> **WHAT IS ASKED**
Identify the lines bearing the string "Total" and gather them.

** begin GIVEN RECORDS **

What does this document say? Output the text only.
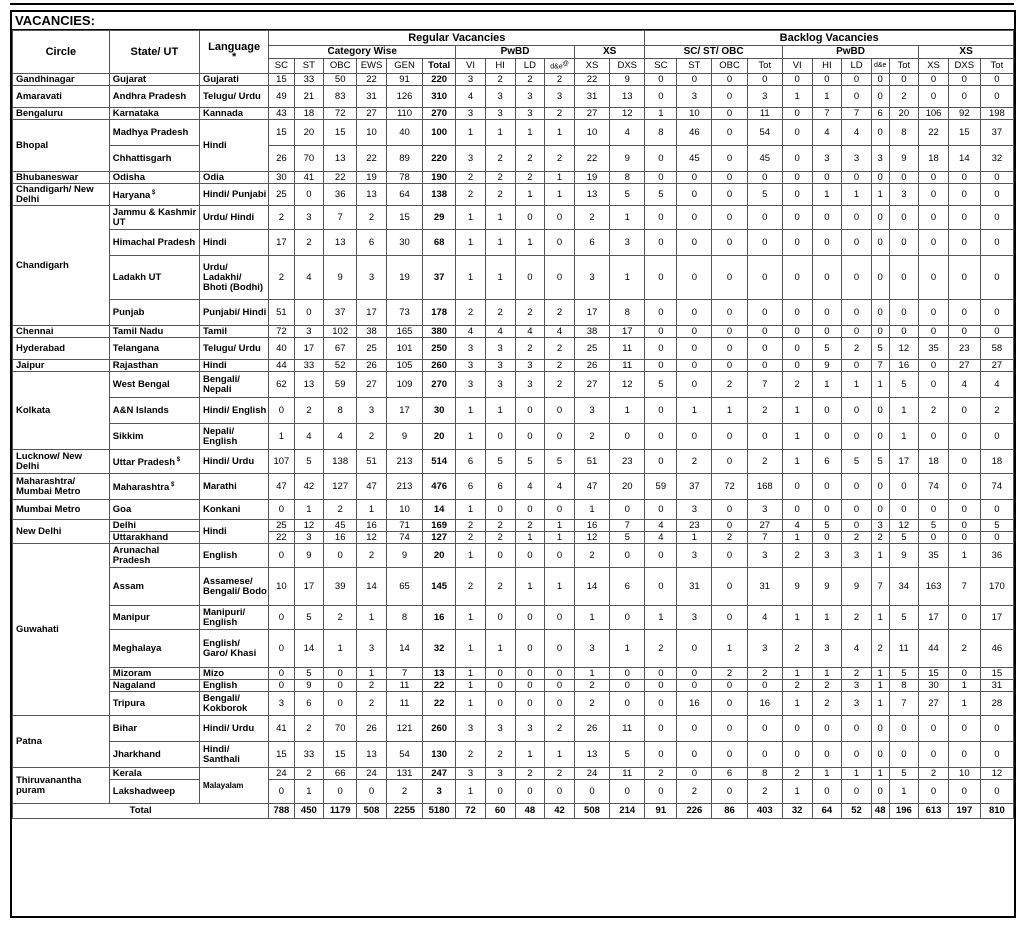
VACANCIES:
Circle	State/ UT	Language
*	Regular Vacancies												Backlog Vacancies											
			Category Wise						PwBD				XS		SC/ ST/ OBC				PwBD					XS		
			SC	ST	OBC	EWS	GEN	Total	VI	HI	LD	d&e@	XS	DXS	SC	ST	OBC	Tot	VI	HI	LD	d&e	Tot	XS	DXS	Tot
Gandhinagar	Gujarat	Gujarati	15	33	50	22	91	220	3	2	2	2	22	9	0	0	0	0	0	0	0	0	0	0	0	0
Amaravati	Andhra Pradesh	Telugu/ Urdu	49	21	83	31	126	310	4	3	3	3	31	13	0	3	0	3	1	1	0	0	2	0	0	0
Bengaluru	Karnataka	Kannada	43	18	72	27	110	270	3	3	3	2	27	12	1	10	0	11	0	7	7	6	20	106	92	198
Bhopal	Madhya Pradesh	Hindi	15	20	15	10	40	100	1	1	1	1	10	4	8	46	0	54	0	4	4	0	8	22	15	37
	Chhattisgarh		26	70	13	22	89	220	3	2	2	2	22	9	0	45	0	45	0	3	3	3	9	18	14	32
Bhubaneswar	Odisha	Odia	30	41	22	19	78	190	2	2	2	1	19	8	0	0	0	0	0	0	0	0	0	0	0	0
Chandigarh/ New Delhi	Haryana $	Hindi/ Punjabi	25	0	36	13	64	138	2	2	1	1	13	5	5	0	0	5	0	1	1	1	3	0	0	0
Chandigarh	Jammu & Kashmir UT	Urdu/ Hindi	2	3	7	2	15	29	1	1	0	0	2	1	0	0	0	0	0	0	0	0	0	0	0	0
	Himachal Pradesh	Hindi	17	2	13	6	30	68	1	1	1	0	6	3	0	0	0	0	0	0	0	0	0	0	0	0
	Ladakh UT	Urdu/ Ladakhi/ Bhoti (Bodhi)	2	4	9	3	19	37	1	1	0	0	3	1	0	0	0	0	0	0	0	0	0	0	0	0
	Punjab	Punjabi/ Hindi	51	0	37	17	73	178	2	2	2	2	17	8	0	0	0	0	0	0	0	0	0	0	0	0
Chennai	Tamil Nadu	Tamil	72	3	102	38	165	380	4	4	4	4	38	17	0	0	0	0	0	0	0	0	0	0	0	0
Hyderabad	Telangana	Telugu/ Urdu	40	17	67	25	101	250	3	3	2	2	25	11	0	0	0	0	0	5	2	5	12	35	23	58
Jaipur	Rajasthan	Hindi	44	33	52	26	105	260	3	3	3	2	26	11	0	0	0	0	0	9	0	7	16	0	27	27
Kolkata	West Bengal	Bengali/ Nepali	62	13	59	27	109	270	3	3	3	2	27	12	5	0	2	7	2	1	1	1	5	0	4	4
	A&N Islands	Hindi/ English	0	2	8	3	17	30	1	1	0	0	3	1	0	1	1	2	1	0	0	0	1	2	0	2
	Sikkim	Nepali/ English	1	4	4	2	9	20	1	0	0	0	2	0	0	0	0	0	1	0	0	0	1	0	0	0
Lucknow/ New Delhi	Uttar Pradesh $	Hindi/ Urdu	107	5	138	51	213	514	6	5	5	5	51	23	0	2	0	2	1	6	5	5	17	18	0	18
Maharashtra/ Mumbai Metro	Maharashtra $	Marathi	47	42	127	47	213	476	6	6	4	4	47	20	59	37	72	168	0	0	0	0	0	74	0	74
Mumbai Metro	Goa	Konkani	0	1	2	1	10	14	1	0	0	0	1	0	0	3	0	3	0	0	0	0	0	0	0	0
New Delhi	Delhi	Hindi	25	12	45	16	71	169	2	2	2	1	16	7	4	23	0	27	4	5	0	3	12	5	0	5
	Uttarakhand		22	3	16	12	74	127	2	2	1	1	12	5	4	1	2	7	1	0	2	2	5	0	0	0
Guwahati	Arunachal Pradesh	English	0	9	0	2	9	20	1	0	0	0	2	0	0	3	0	3	2	3	3	1	9	35	1	36
	Assam	Assamese/ Bengali/ Bodo	10	17	39	14	65	145	2	2	1	1	14	6	0	31	0	31	9	9	9	7	34	163	7	170
	Manipur	Manipuri/ English	0	5	2	1	8	16	1	0	0	0	1	0	1	3	0	4	1	1	2	1	5	17	0	17
	Meghalaya	English/ Garo/ Khasi	0	14	1	3	14	32	1	1	0	0	3	1	2	0	1	3	2	3	4	2	11	44	2	46
	Mizoram	Mizo	0	5	0	1	7	13	1	0	0	0	1	0	0	0	2	2	1	1	2	1	5	15	0	15
	Nagaland	English	0	9	0	2	11	22	1	0	0	0	2	0	0	0	0	0	2	2	3	1	8	30	1	31
	Tripura	Bengali/ Kokborok	3	6	0	2	11	22	1	0	0	0	2	0	0	16	0	16	1	2	3	1	7	27	1	28
Patna	Bihar	Hindi/ Urdu	41	2	70	26	121	260	3	3	3	2	26	11	0	0	0	0	0	0	0	0	0	0	0	0
	Jharkhand	Hindi/ Santhali	15	33	15	13	54	130	2	2	1	1	13	5	0	0	0	0	0	0	0	0	0	0	0	0
Thiruvanantha puram	Kerala	Malayalam	24	2	66	24	131	247	3	3	2	2	24	11	2	0	6	8	2	1	1	1	5	2	10	12
	Lakshadweep		0	1	0	0	2	3	1	0	0	0	0	0	0	2	0	2	1	0	0	0	1	0	0	0
Total			788	450	1179	508	2255	5180	72	60	48	42	508	214	91	226	86	403	32	64	52	48	196	613	197	810
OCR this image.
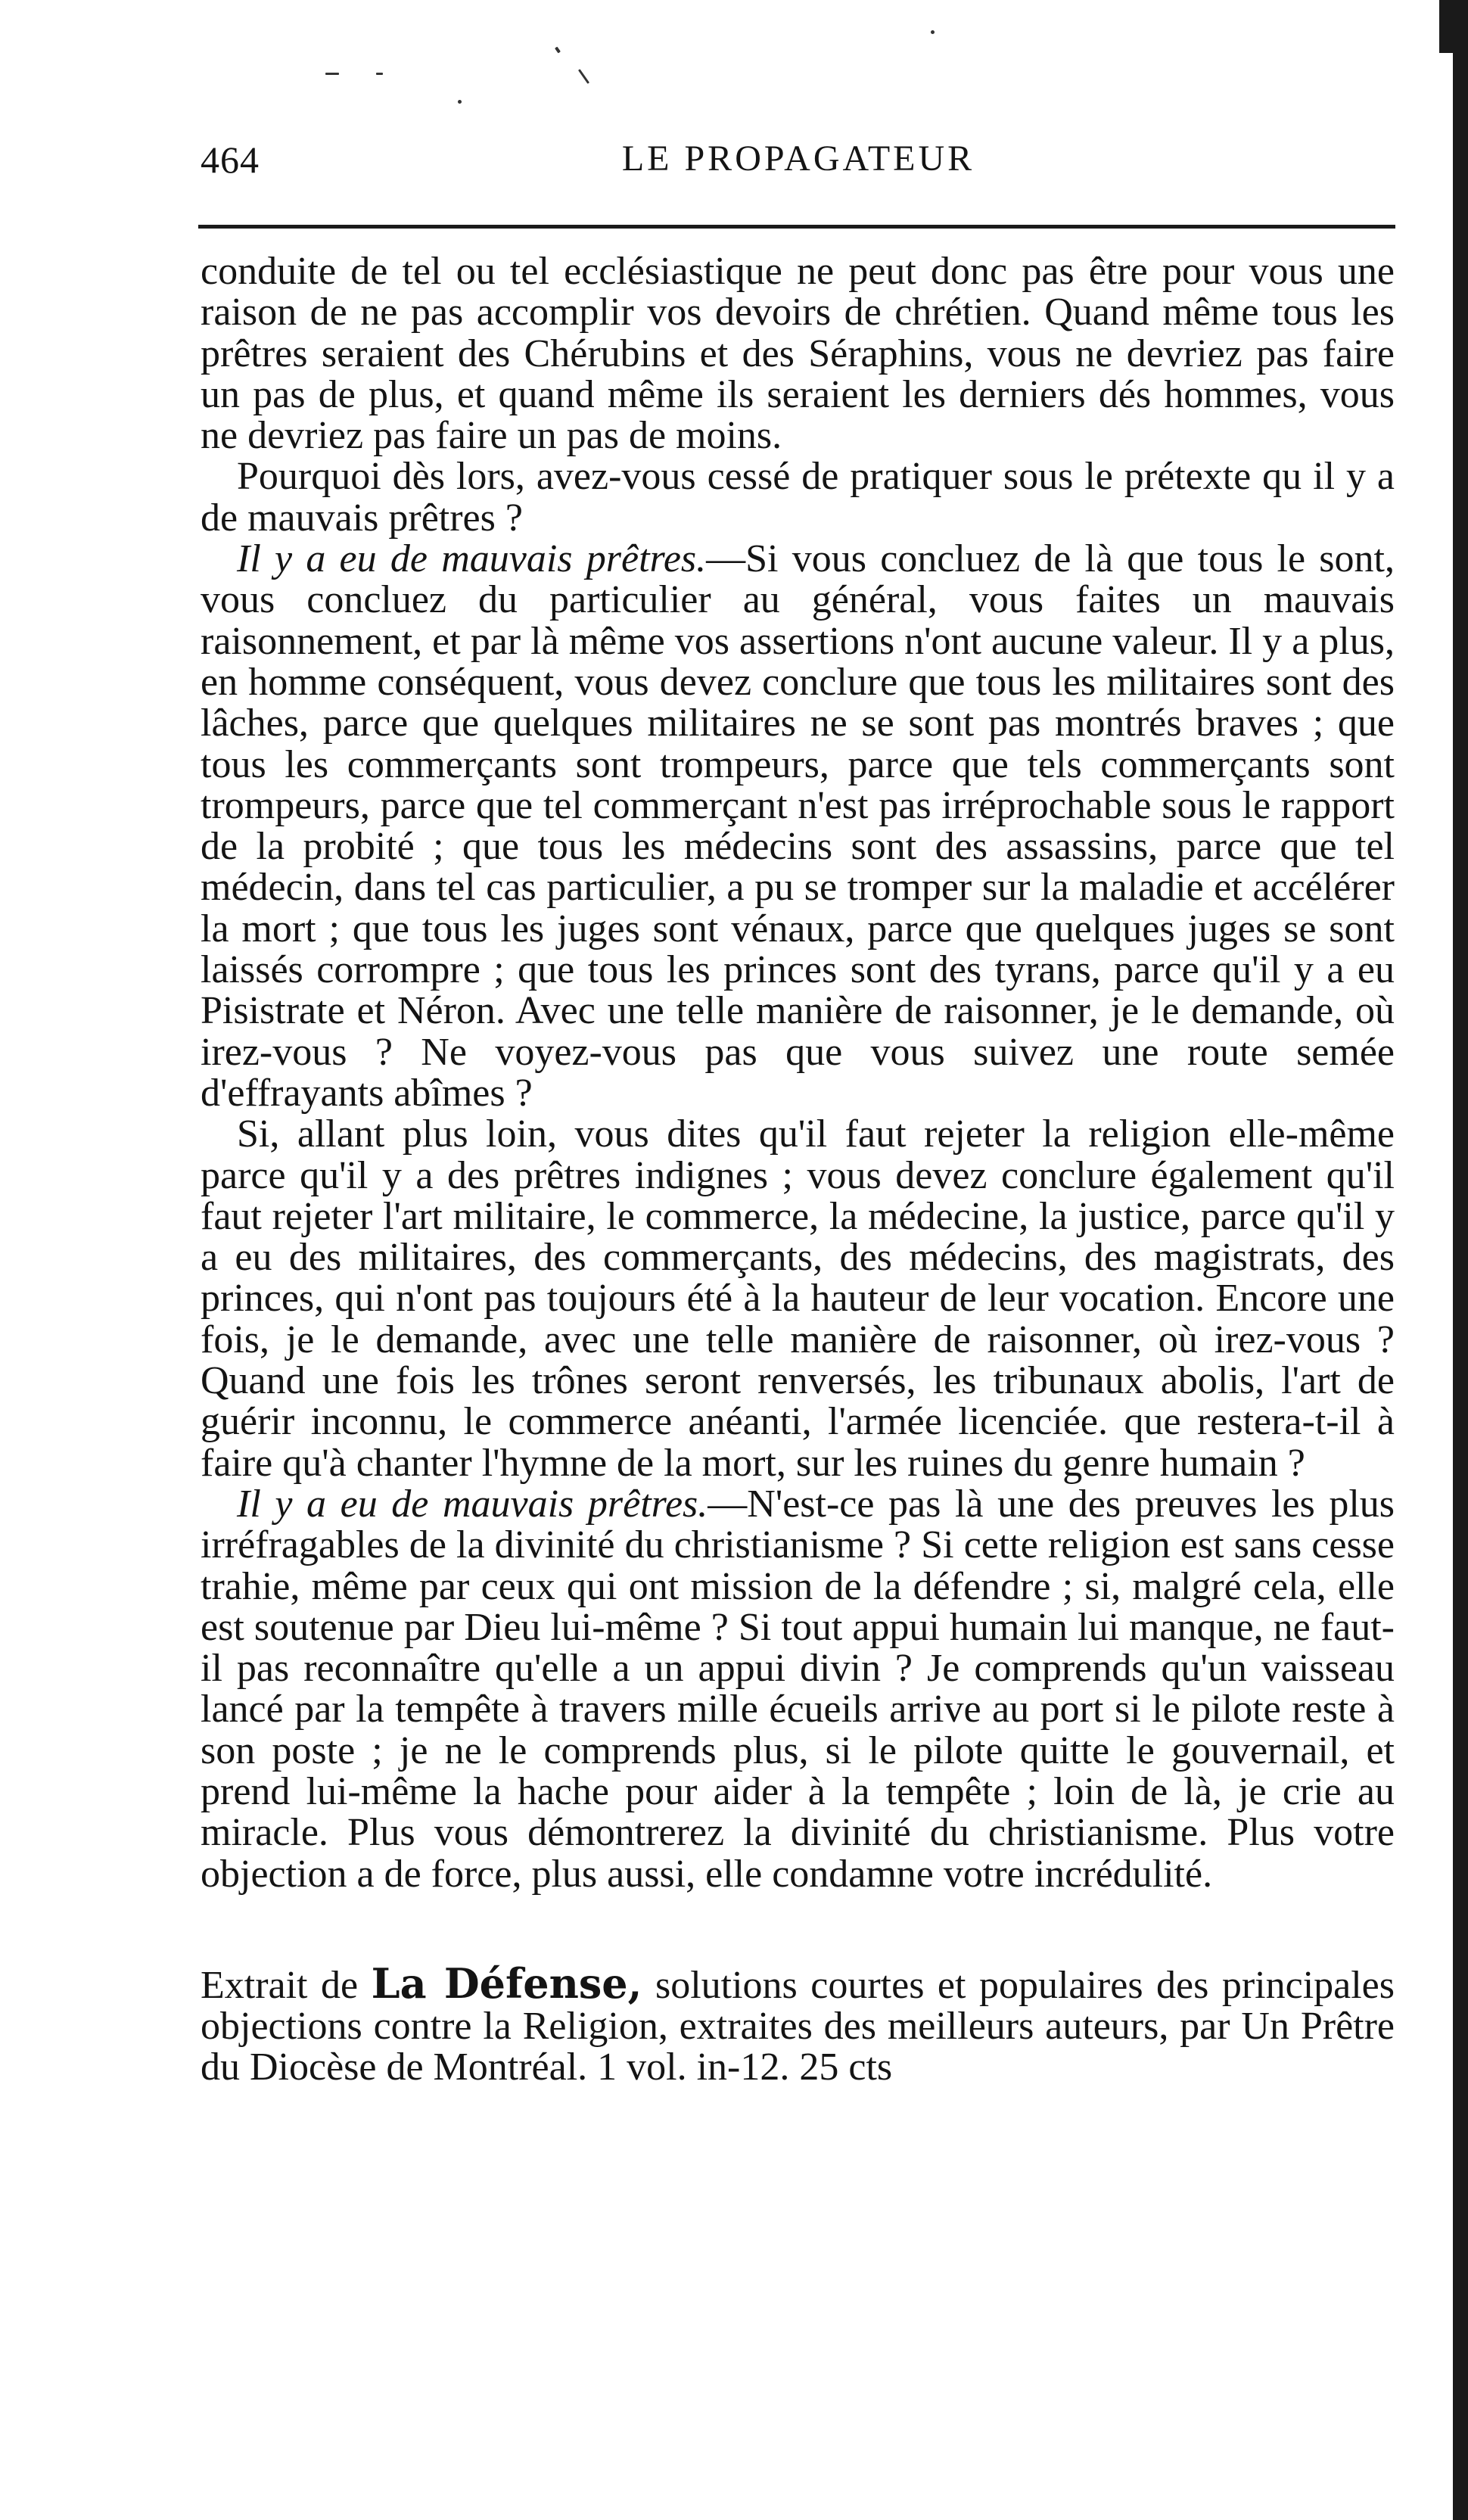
464	LE PROPAGATEUR

conduite de tel ou tel ecclésiastique ne peut donc pas être pour vous une raison de ne pas accomplir vos devoirs de chrétien. Quand même tous les prêtres seraient des Chérubins et des Séraphins, vous ne devriez pas faire un pas de plus, et quand même ils seraient les derniers dés hommes, vous ne devriez pas faire un pas de moins.

Pourquoi dès lors, avez-vous cessé de pratiquer sous le prétexte qu il y a de mauvais prêtres ?

Il y a eu de mauvais prêtres.—Si vous concluez de là que tous le sont, vous concluez du particulier au général, vous faites un mauvais raisonnement, et par là même vos assertions n'ont aucune valeur. Il y a plus, en homme conséquent, vous devez conclure que tous les militaires sont des lâches, parce que quelques militaires ne se sont pas montrés braves ; que tous les commerçants sont trompeurs, parce que tels commerçants sont trompeurs, parce que tel commerçant n'est pas irréprochable sous le rapport de la probité ; que tous les médecins sont des assassins, parce que tel médecin, dans tel cas particulier, a pu se tromper sur la maladie et accélérer la mort ; que tous les juges sont vénaux, parce que quelques juges se sont laissés corrompre ; que tous les princes sont des tyrans, parce qu'il y a eu Pisistrate et Néron. Avec une telle manière de raisonner, je le demande, où irez-vous ? Ne voyez-vous pas que vous suivez une route semée d'effrayants abîmes ?

Si, allant plus loin, vous dites qu'il faut rejeter la religion elle-même parce qu'il y a des prêtres indignes ; vous devez conclure également qu'il faut rejeter l'art militaire, le commerce, la médecine, la justice, parce qu'il y a eu des militaires, des commerçants, des médecins, des magistrats, des princes, qui n'ont pas toujours été à la hauteur de leur vocation. Encore une fois, je le demande, avec une telle manière de raisonner, où irez-vous ? Quand une fois les trônes seront renversés, les tribunaux abolis, l'art de guérir inconnu, le commerce anéanti, l'armée licenciée. que restera-t-il à faire qu'à chanter l'hymne de la mort, sur les ruines du genre humain ?

Il y a eu de mauvais prêtres.—N'est-ce pas là une des preuves les plus irréfragables de la divinité du christianisme ? Si cette religion est sans cesse trahie, même par ceux qui ont mission de la défendre ; si, malgré cela, elle est soutenue par Dieu lui-même ? Si tout appui humain lui manque, ne faut-il pas reconnaître qu'elle a un appui divin ? Je comprends qu'un vaisseau lancé par la tempête à travers mille écueils arrive au port si le pilote reste à son poste ; je ne le comprends plus, si le pilote quitte le gouvernail, et prend lui-même la hache pour aider à la tempête ; loin de là, je crie au miracle. Plus vous démontrerez la divinité du christianisme. Plus votre objection a de force, plus aussi, elle condamne votre incrédulité.

Extrait de La Défense, solutions courtes et populaires des principales objections contre la Religion, extraites des meilleurs auteurs, par Un Prêtre du Diocèse de Montréal. 1 vol. in-12. 25 cts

** end GIVEN RECORDS **

> **CORRECT OUTPUT**
			SC	ST	OBC	EWS	GEN	Total	VI	HI	LD	d&e@	XS	DXS	SC	ST	OBC	Tot	VI	HI	LD	d&e	Tot	XS	DXS	Tot
Total			788	450	1179	508	2255	5180	72	60	48	42	508	214	91	226	86	403	32	64	52	48	196	613	197	810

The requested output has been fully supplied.